### Article
□ □ □ □ □ □ □

The next group of metrics I’ve seen used to great success are what I’ll call machine-sampled - these generally will come from your monitoring agent of choice and can include anything from memory usage, i/o operations, CPU utilization for your process, and so on. You might not initially think that these would ever be used as billable usage metrics, but there are cases where these make the most sense, such as when you’re more of an IaaS and you’re literally charging your customer for the total memory utilization of a set of carefully-controlled processes.

Infrastructure or Service Provider Captured

Finally, you could also rely on the underlying service provider for the metrics they generate regarding your usage of their platform for your own billable usage metrics if it makes sense. Some examples of these metrics would include cloudwatch metrics from EC2 and ELB, or the detailed billing report usage metrics you get from your cloud providers’ bills. There is a fairly hefty downside to using these though, and that’s they tend to be quite delayed, and in some cases, they can be very delayed (up to a day or several late).

Difference between operational metrics and usage metrics

Regardless of the source or type of the metric, we also need to take a moment to discuss the important relationship between metrics for operational use and metrics for billing usage. In many cases, and in fact all cases where I had a personal hand in working on these systems, SREs such as myself would often rely on the same usage metrics we used to bill our customers as useful information for debugging issues with our services and ascertaining the overall health of the platform. But the critical difference here is in how you handle these metrics - while it is generally OK for a few operational metrics to get lost here and there, it’s generally A Very Bad Thing® if you lose or corrupt any billable usage metrics.

□ □ □ □ □ □ □

### Dataset
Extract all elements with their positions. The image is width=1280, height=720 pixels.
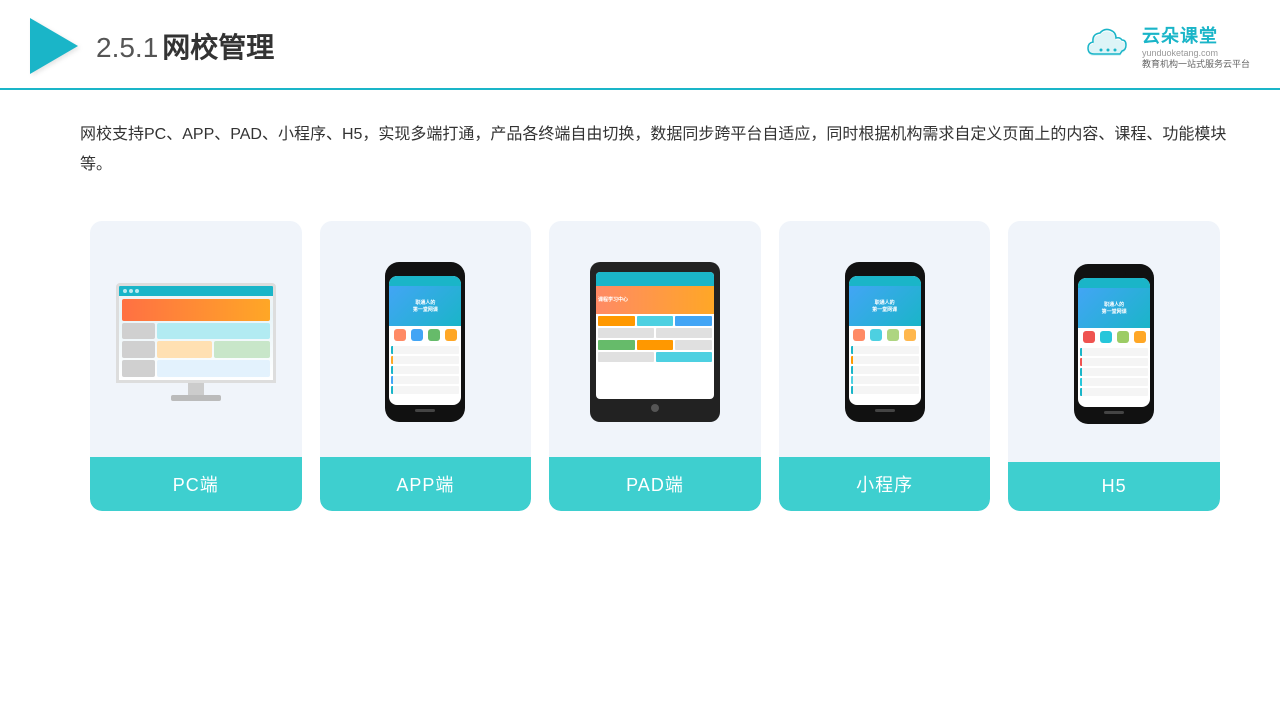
brand-logo: 云朵课堂 yunduoketang.com 教育机构一站式服务云平台 [1082,22,1250,71]
h5-phone-screen: 职通人的第一堂网课 [1078,278,1150,407]
devices-container: PC端 职通人的第一堂网课 [80,221,1230,511]
title-number: 2.5.1 [96,32,158,63]
app-phone-frame: 职通人的第一堂网课 [385,262,465,422]
pc-monitor [116,283,276,401]
brand-tagline: 教育机构一站式服务云平台 [1142,58,1250,71]
brand-name: 云朵课堂 [1142,22,1218,48]
app-phone: 职通人的第一堂网课 [385,262,465,422]
h5-phone-notch [1102,270,1126,276]
monitor-stand-base [171,395,221,401]
device-card-pad: 课程学习中心 [549,221,761,511]
mini-image-area: 职通人的第一堂网课 [795,241,975,443]
pc-image-area [106,241,286,443]
mini-home-indicator [875,409,895,412]
pad-tablet: 课程学习中心 [590,262,720,422]
device-card-miniprogram: 职通人的第一堂网课 [779,221,991,511]
page-header: 2.5.1网校管理 云朵课堂 yunduoketang.com 教育机构一站式服… [0,0,1280,90]
h5-phone-frame: 职通人的第一堂网课 [1074,264,1154,424]
description-text: 网校支持PC、APP、PAD、小程序、H5，实现多端打通，产品各终端自由切换，数… [80,120,1230,181]
cloud-icon [1082,28,1134,64]
h5-home-indicator [1104,411,1124,414]
home-indicator [415,409,435,412]
header-left: 2.5.1网校管理 [30,18,274,74]
app-label: APP端 [320,457,532,511]
tablet-frame: 课程学习中心 [590,262,720,422]
tablet-button [651,404,659,412]
tablet-screen: 课程学习中心 [596,272,714,399]
miniprogram-label: 小程序 [779,457,991,511]
mini-phone: 职通人的第一堂网课 [845,262,925,422]
logo-triangle-icon [30,18,78,74]
h5-label: H5 [1008,462,1220,511]
h5-image-area: 职通人的第一堂网课 [1024,241,1204,448]
device-card-h5: 职通人的第一堂网课 [1008,221,1220,511]
brand-url: yunduoketang.com [1142,48,1218,58]
app-image-area: 职通人的第一堂网课 [336,241,516,443]
pad-image-area: 课程学习中心 [565,241,745,443]
main-content: 网校支持PC、APP、PAD、小程序、H5，实现多端打通，产品各终端自由切换，数… [0,90,1280,531]
pc-label: PC端 [90,457,302,511]
app-phone-screen: 职通人的第一堂网课 [389,276,461,405]
brand-text: 云朵课堂 yunduoketang.com 教育机构一站式服务云平台 [1142,22,1250,71]
mini-phone-screen: 职通人的第一堂网课 [849,276,921,405]
pad-label: PAD端 [549,457,761,511]
page-title: 2.5.1网校管理 [96,26,274,66]
mini-phone-frame: 职通人的第一堂网课 [845,262,925,422]
phone-notch [413,268,437,274]
title-text: 网校管理 [162,32,274,63]
mini-phone-notch [873,268,897,274]
device-card-pc: PC端 [90,221,302,511]
h5-phone: 职通人的第一堂网课 [1074,264,1154,424]
device-card-app: 职通人的第一堂网课 [320,221,532,511]
monitor-screen [116,283,276,383]
monitor-stand-neck [188,383,204,395]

□ □ □ □ □ □ □

### Set problem
List the examples the article on billable usage metrics gives of what machine-sampled metrics can include.

### Answer to the problem
- memory usage
- i/o operations
- CPU utilization for your process